• [Record set]:
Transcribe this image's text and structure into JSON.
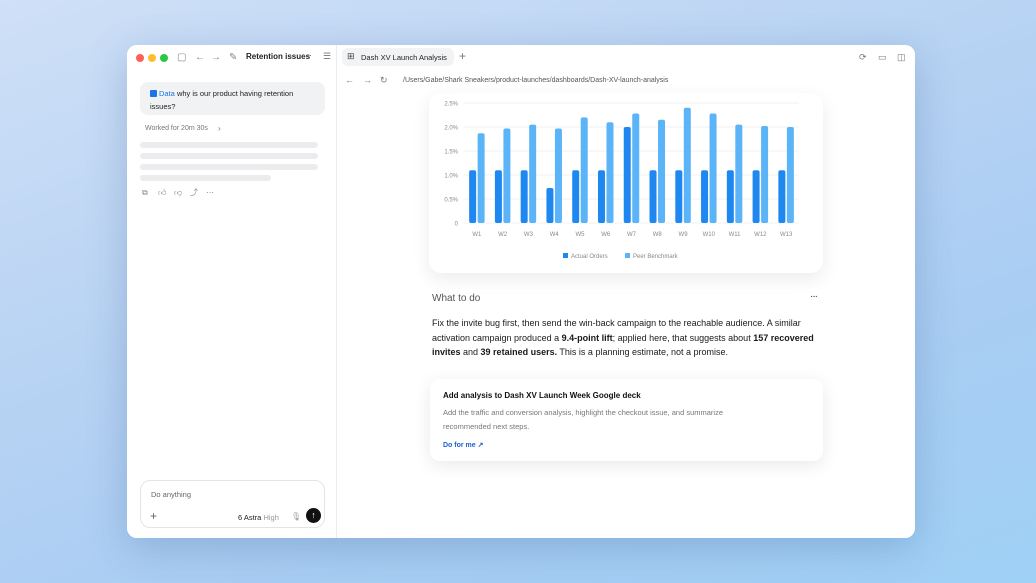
{
  "left_panel": {
    "title": "Retention issues",
    "message": {
      "tag": "Data",
      "text": "why is our product having retention issues?"
    },
    "worked_label": "Worked for 20m 30s",
    "composer": {
      "placeholder": "Do anything",
      "model": "6 Astra",
      "level": "High"
    }
  },
  "right_panel": {
    "tab_label": "Dash XV Launch Analysis",
    "path": "/Users/Gabe/Shark Sneakers/product-launches/dashboards/Dash-XV-launch-analysis",
    "section_title": "What to do",
    "paragraph": {
      "p1": "Fix the invite bug first, then send the win-back campaign to the reachable audience. A similar activation campaign produced a ",
      "b1": "9.4-point lift",
      "p2": "; applied here, that suggests about ",
      "b2": "157 recovered invites",
      "p3": " and ",
      "b3": "39 retained users.",
      "p4": " This is a planning estimate, not a promise."
    },
    "task_card": {
      "title": "Add analysis to Dash XV Launch Week Google deck",
      "description": "Add the traffic and conversion analysis, highlight the checkout issue, and summarize recommended next steps.",
      "link": "Do for me"
    }
  },
  "chart_data": {
    "type": "bar",
    "categories": [
      "W1",
      "W2",
      "W3",
      "W4",
      "W5",
      "W6",
      "W7",
      "W8",
      "W9",
      "W10",
      "W11",
      "W12",
      "W13"
    ],
    "series": [
      {
        "name": "Actual Orders",
        "color": "#1e88f0",
        "values": [
          1.1,
          1.1,
          1.1,
          0.73,
          1.1,
          1.1,
          2.0,
          1.1,
          1.1,
          1.1,
          1.1,
          1.1,
          1.1
        ]
      },
      {
        "name": "Peer Benchmark",
        "color": "#5bb4f8",
        "values": [
          1.87,
          1.97,
          2.05,
          1.97,
          2.2,
          2.1,
          2.28,
          2.15,
          2.4,
          2.28,
          2.05,
          2.02,
          2.0
        ]
      }
    ],
    "yticks": [
      "2.5%",
      "2.0%",
      "1.5%",
      "1.0%",
      "0.5%",
      "0"
    ],
    "ylim": [
      0,
      2.5
    ],
    "legend_position": "bottom"
  }
}
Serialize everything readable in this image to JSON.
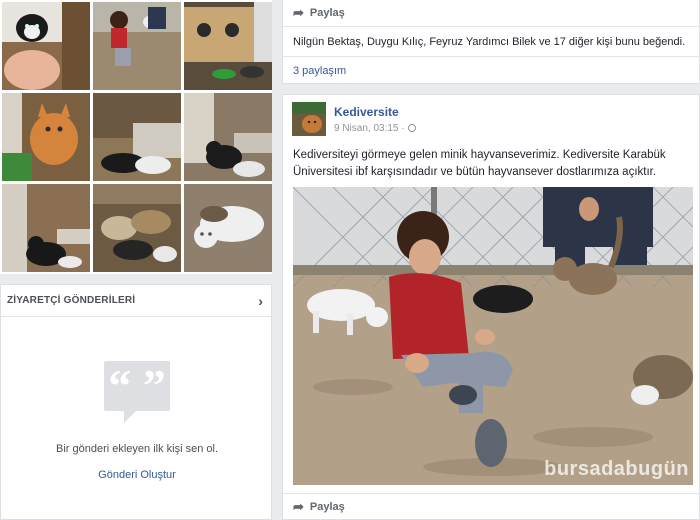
{
  "photos": {
    "icons": [
      "kitten-photo",
      "child-with-cats-photo",
      "cat-shelter-photo",
      "orange-cat-photo",
      "cats-sleeping-photo",
      "black-cat-photo",
      "black-cat-with-kitten-photo",
      "cats-in-shelter-photo",
      "white-cat-photo"
    ]
  },
  "visitor_posts": {
    "title": "ZİYARETÇİ GÖNDERİLERİ",
    "chevron_icon": "chevron-right-icon",
    "empty_text": "Bir gönderi ekleyen ilk kişi sen ol.",
    "create_link": "Gönderi Oluştur",
    "quote_icon": "quote-icon"
  },
  "prev_post": {
    "share_label": "Paylaş",
    "likes_text": "Nilgün Bektaş, Duygu Kılıç, Feyruz Yardımcı Bilek ve 17 diğer kişi bunu beğendi.",
    "shares_text": "3 paylaşım"
  },
  "post": {
    "page_name": "Kediversite",
    "timestamp": "9 Nisan, 03:15 ·",
    "text": "Kediversiteyi görmeye gelen minik hayvanseverimiz. Kediversite Karabük Üniversitesi ibf karşısındadır ve bütün hayvansever dostlarımıza açıktır.",
    "watermark": "bursadabugün",
    "share_label": "Paylaş"
  },
  "colors": {
    "link": "#365899",
    "background": "#e9ebee",
    "card": "#ffffff"
  }
}
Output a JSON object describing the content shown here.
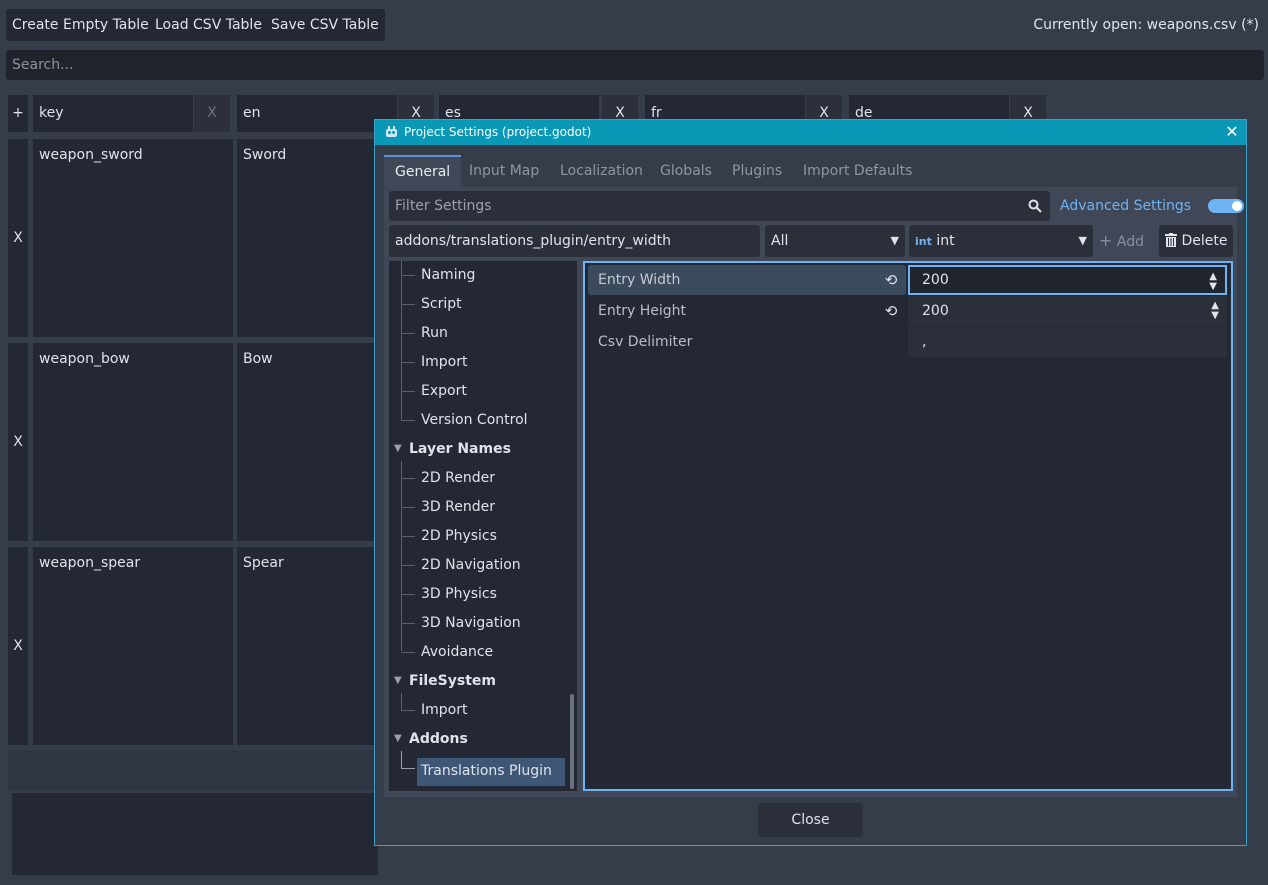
{
  "toolbar": {
    "create_label": "Create Empty Table",
    "load_label": "Load CSV Table",
    "save_label": "Save CSV Table",
    "currently_open": "Currently open: weapons.csv (*)"
  },
  "search": {
    "placeholder": "Search..."
  },
  "table": {
    "add_column": "+",
    "columns": [
      {
        "name": "key",
        "remove": "X"
      },
      {
        "name": "en",
        "remove": "X"
      },
      {
        "name": "es",
        "remove": "X"
      },
      {
        "name": "fr",
        "remove": "X"
      },
      {
        "name": "de",
        "remove": "X"
      }
    ],
    "rows": [
      {
        "remove": "X",
        "key": "weapon_sword",
        "en": "Sword"
      },
      {
        "remove": "X",
        "key": "weapon_bow",
        "en": "Bow"
      },
      {
        "remove": "X",
        "key": "weapon_spear",
        "en": "Spear"
      }
    ]
  },
  "dialog": {
    "title": "Project Settings (project.godot)",
    "close_glyph": "✕",
    "tabs": [
      "General",
      "Input Map",
      "Localization",
      "Globals",
      "Plugins",
      "Import Defaults"
    ],
    "filter_placeholder": "Filter Settings",
    "advanced_label": "Advanced Settings",
    "advanced_on": true,
    "path_value": "addons/translations_plugin/entry_width",
    "category_select": "All",
    "type_badge": "int",
    "type_select": "int",
    "add_label": "Add",
    "delete_label": "Delete",
    "tree": {
      "items_top": [
        "Naming",
        "Script",
        "Run",
        "Import",
        "Export",
        "Version Control"
      ],
      "layer_names": "Layer Names",
      "layer_items": [
        "2D Render",
        "3D Render",
        "2D Physics",
        "2D Navigation",
        "3D Physics",
        "3D Navigation",
        "Avoidance"
      ],
      "filesystem": "FileSystem",
      "fs_items": [
        "Import"
      ],
      "addons": "Addons",
      "addon_items": [
        "Translations Plugin"
      ]
    },
    "properties": [
      {
        "label": "Entry Width",
        "value": "200"
      },
      {
        "label": "Entry Height",
        "value": "200"
      },
      {
        "label": "Csv Delimiter",
        "value": ","
      }
    ],
    "close_label": "Close"
  }
}
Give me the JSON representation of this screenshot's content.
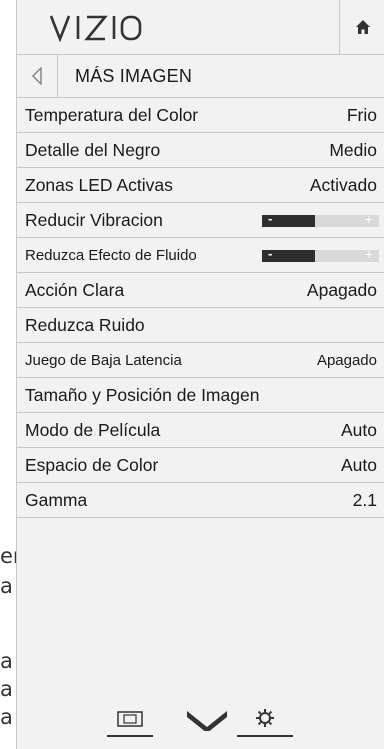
{
  "background_text": [
    "er",
    "a",
    "",
    "a",
    "a",
    "a"
  ],
  "header": {
    "logo_text": "VIZIO",
    "home_icon": "home-icon"
  },
  "subheader": {
    "back_icon": "back-arrow-icon",
    "title": "MÁS IMAGEN"
  },
  "menu": {
    "items": [
      {
        "label": "Temperatura del Color",
        "value": "Frio"
      },
      {
        "label": "Detalle del Negro",
        "value": "Medio"
      },
      {
        "label": "Zonas LED Activas",
        "value": "Activado"
      },
      {
        "label": "Reducir Vibracion",
        "slider": 0.45
      },
      {
        "label": "Reduzca Efecto de Fluido",
        "slider": 0.45
      },
      {
        "label": "Acción Clara",
        "value": "Apagado"
      },
      {
        "label": "Reduzca Ruido",
        "value": ""
      },
      {
        "label": "Juego de Baja Latencia",
        "value": "Apagado"
      },
      {
        "label": "Tamaño y Posición de Imagen",
        "value": ""
      },
      {
        "label": "Modo de Película",
        "value": "Auto"
      },
      {
        "label": "Espacio de Color",
        "value": "Auto"
      },
      {
        "label": "Gamma",
        "value": "2.1"
      }
    ],
    "slider_minus": "-",
    "slider_plus": "+"
  },
  "bottom_nav": {
    "icons": [
      "picture-size-icon",
      "chevron-down-icon",
      "gear-icon"
    ]
  },
  "colors": {
    "panel_bg": "#f2f2f2",
    "divider": "#c8c8c8",
    "slider_fill": "#2e2e2e",
    "slider_track": "#d9d9d9"
  }
}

• [Problem requirements]:
Extract all lines from the material above that include the word "chevron".

• [Worked answer]:
    "chevron_icon": "chevron-right-icon",
      "chevron-down-icon",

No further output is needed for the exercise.